__Data listing__:
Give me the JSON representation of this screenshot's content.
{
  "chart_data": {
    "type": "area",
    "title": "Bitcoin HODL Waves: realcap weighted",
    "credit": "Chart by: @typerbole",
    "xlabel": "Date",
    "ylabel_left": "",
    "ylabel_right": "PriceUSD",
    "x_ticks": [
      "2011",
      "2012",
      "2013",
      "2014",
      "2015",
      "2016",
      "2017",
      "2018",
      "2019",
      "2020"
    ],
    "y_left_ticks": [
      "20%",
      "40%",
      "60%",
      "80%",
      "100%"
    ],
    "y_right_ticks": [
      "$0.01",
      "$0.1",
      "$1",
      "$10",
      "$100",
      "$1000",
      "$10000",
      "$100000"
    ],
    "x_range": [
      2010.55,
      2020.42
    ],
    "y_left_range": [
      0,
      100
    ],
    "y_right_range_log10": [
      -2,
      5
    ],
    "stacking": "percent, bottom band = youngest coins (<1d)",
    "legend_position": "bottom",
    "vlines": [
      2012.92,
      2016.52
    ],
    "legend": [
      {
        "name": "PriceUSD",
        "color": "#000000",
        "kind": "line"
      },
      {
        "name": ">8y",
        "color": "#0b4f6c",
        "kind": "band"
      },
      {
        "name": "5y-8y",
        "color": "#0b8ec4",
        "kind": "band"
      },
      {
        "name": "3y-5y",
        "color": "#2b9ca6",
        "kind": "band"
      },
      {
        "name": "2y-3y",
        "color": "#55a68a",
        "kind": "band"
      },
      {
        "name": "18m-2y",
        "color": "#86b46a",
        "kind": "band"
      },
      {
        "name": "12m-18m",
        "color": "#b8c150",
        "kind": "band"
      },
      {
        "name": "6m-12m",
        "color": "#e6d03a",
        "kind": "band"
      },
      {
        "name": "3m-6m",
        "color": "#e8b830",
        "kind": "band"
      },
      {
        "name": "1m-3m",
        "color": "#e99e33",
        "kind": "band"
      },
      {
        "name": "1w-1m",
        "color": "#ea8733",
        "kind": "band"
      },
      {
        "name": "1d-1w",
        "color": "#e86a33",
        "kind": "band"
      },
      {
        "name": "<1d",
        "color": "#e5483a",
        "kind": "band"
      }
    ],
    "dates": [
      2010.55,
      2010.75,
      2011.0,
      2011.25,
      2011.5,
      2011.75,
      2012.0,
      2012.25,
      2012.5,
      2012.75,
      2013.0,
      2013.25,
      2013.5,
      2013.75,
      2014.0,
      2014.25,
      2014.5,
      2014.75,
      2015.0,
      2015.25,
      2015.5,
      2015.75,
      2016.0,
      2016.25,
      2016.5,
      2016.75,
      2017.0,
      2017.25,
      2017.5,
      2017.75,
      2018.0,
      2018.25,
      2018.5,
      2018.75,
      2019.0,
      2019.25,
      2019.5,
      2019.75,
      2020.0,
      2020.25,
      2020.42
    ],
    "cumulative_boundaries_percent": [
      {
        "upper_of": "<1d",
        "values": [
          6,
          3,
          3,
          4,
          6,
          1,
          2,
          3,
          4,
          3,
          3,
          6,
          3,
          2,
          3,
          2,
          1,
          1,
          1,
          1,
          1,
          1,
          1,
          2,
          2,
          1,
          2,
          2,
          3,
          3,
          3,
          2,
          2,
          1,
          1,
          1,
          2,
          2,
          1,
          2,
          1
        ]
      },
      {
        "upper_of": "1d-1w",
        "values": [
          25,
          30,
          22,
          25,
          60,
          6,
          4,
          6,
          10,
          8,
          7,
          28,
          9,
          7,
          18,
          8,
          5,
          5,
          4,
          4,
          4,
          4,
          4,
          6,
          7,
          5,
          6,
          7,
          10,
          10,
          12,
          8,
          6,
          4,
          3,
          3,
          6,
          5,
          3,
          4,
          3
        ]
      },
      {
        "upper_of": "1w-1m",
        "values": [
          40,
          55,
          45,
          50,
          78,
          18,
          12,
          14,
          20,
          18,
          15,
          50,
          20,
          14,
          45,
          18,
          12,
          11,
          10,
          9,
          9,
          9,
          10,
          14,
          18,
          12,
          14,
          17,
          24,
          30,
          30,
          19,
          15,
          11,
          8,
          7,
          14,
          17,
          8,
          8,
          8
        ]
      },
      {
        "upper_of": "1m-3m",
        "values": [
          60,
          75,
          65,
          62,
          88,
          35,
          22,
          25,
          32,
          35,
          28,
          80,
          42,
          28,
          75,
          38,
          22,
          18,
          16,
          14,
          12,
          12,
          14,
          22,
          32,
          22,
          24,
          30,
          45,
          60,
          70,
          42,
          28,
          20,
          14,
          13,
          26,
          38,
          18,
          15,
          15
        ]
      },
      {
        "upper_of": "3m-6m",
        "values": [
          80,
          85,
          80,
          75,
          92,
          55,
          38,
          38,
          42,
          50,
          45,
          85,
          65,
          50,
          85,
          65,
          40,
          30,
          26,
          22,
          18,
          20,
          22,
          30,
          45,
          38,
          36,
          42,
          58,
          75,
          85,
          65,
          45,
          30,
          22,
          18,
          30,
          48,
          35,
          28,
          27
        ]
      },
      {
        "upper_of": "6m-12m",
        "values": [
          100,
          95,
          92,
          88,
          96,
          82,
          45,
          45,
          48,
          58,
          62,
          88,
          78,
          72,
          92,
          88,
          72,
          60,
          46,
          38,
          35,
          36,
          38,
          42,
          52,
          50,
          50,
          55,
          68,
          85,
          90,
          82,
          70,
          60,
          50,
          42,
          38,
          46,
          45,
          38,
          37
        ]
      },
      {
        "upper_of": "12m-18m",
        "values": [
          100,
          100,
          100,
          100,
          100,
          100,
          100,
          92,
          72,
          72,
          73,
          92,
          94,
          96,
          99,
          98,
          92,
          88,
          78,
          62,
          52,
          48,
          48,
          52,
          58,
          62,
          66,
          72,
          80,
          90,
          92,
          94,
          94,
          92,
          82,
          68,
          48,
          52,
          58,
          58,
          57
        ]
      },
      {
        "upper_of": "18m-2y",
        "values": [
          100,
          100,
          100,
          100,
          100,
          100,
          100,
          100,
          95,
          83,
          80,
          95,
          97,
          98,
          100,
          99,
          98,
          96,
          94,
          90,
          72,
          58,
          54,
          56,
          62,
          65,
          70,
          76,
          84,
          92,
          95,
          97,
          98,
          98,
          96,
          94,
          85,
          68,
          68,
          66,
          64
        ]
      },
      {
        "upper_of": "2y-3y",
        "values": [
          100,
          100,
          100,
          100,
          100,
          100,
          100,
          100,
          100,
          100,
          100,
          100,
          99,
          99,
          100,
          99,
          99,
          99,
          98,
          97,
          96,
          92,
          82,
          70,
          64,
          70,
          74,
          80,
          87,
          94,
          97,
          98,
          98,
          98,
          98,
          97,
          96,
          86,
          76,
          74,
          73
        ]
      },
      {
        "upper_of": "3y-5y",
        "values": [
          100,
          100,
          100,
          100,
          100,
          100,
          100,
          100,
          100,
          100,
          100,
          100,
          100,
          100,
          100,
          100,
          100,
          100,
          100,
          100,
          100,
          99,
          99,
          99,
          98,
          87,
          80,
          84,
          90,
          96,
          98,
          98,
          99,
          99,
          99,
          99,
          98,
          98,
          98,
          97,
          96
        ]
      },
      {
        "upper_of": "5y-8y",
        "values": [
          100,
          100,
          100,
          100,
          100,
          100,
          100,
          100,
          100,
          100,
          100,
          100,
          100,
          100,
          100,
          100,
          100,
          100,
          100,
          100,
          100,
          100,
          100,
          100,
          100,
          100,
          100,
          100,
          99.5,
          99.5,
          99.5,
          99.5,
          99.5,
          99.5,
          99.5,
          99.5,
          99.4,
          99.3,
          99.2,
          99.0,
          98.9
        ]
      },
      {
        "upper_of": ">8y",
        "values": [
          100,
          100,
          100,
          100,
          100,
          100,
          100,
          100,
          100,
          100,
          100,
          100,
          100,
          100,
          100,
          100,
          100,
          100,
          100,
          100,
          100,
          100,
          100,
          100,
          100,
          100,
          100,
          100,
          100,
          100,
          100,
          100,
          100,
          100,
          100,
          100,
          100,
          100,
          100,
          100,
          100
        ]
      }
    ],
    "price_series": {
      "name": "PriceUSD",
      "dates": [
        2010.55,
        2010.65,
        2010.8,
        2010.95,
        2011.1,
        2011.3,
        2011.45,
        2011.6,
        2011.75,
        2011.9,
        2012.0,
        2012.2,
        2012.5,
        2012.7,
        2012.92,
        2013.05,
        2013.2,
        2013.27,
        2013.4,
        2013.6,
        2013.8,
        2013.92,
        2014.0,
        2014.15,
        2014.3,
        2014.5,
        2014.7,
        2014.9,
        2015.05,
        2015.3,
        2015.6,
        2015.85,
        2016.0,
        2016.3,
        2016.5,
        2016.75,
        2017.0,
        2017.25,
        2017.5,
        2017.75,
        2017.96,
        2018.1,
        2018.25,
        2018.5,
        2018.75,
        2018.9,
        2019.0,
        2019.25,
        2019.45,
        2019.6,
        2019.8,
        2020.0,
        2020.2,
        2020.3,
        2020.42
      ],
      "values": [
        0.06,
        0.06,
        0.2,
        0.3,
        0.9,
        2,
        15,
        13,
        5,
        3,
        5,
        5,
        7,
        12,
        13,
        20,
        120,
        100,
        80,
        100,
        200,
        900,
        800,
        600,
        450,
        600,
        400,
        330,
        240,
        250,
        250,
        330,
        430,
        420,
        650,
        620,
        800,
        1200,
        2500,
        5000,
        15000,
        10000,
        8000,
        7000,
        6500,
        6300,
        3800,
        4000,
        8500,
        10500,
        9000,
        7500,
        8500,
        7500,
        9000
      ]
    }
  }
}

--

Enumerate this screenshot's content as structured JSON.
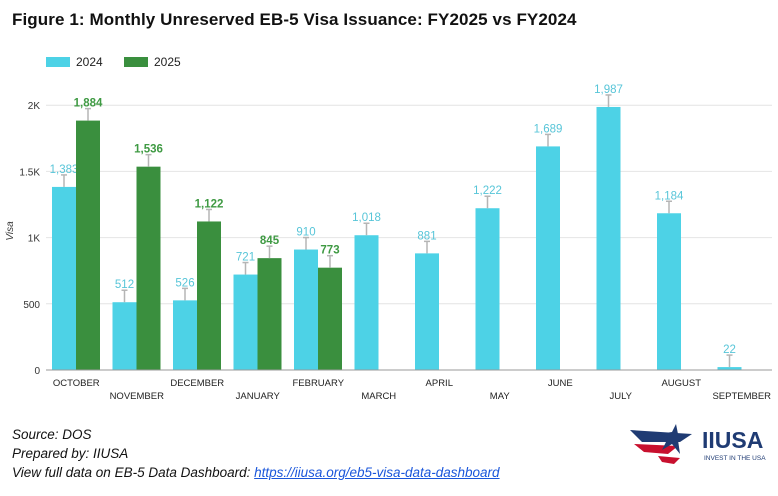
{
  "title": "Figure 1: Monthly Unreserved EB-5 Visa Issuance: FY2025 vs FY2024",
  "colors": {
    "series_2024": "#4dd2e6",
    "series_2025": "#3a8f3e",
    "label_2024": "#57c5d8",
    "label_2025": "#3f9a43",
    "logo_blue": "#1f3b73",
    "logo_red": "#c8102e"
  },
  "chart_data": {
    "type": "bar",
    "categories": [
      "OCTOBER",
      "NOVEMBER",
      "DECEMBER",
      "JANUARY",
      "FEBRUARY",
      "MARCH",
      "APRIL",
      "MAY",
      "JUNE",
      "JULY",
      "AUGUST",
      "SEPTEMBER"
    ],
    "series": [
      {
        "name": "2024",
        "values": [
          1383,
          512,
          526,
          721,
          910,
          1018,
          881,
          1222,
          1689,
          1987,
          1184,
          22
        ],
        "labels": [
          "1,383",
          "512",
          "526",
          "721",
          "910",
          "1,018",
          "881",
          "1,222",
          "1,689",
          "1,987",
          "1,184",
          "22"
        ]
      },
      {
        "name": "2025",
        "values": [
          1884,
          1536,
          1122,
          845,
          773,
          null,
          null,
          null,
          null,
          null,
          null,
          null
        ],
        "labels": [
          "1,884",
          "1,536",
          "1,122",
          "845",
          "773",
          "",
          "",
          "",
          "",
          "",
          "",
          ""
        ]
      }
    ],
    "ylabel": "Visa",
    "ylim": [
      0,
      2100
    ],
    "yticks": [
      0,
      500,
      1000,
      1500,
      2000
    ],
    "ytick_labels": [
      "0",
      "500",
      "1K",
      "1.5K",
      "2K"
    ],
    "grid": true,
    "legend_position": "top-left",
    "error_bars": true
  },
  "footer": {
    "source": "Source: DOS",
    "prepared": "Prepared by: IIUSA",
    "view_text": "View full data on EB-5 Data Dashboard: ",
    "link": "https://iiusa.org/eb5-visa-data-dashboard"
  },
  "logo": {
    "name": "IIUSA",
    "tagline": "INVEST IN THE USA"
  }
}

__Instruction__: Note each line of the entries that has "bottom" in it, and copy those lines.

__Complete answer__:
    "stacking": "percent, bottom band = youngest coins (<1d)",
    "legend_position": "bottom",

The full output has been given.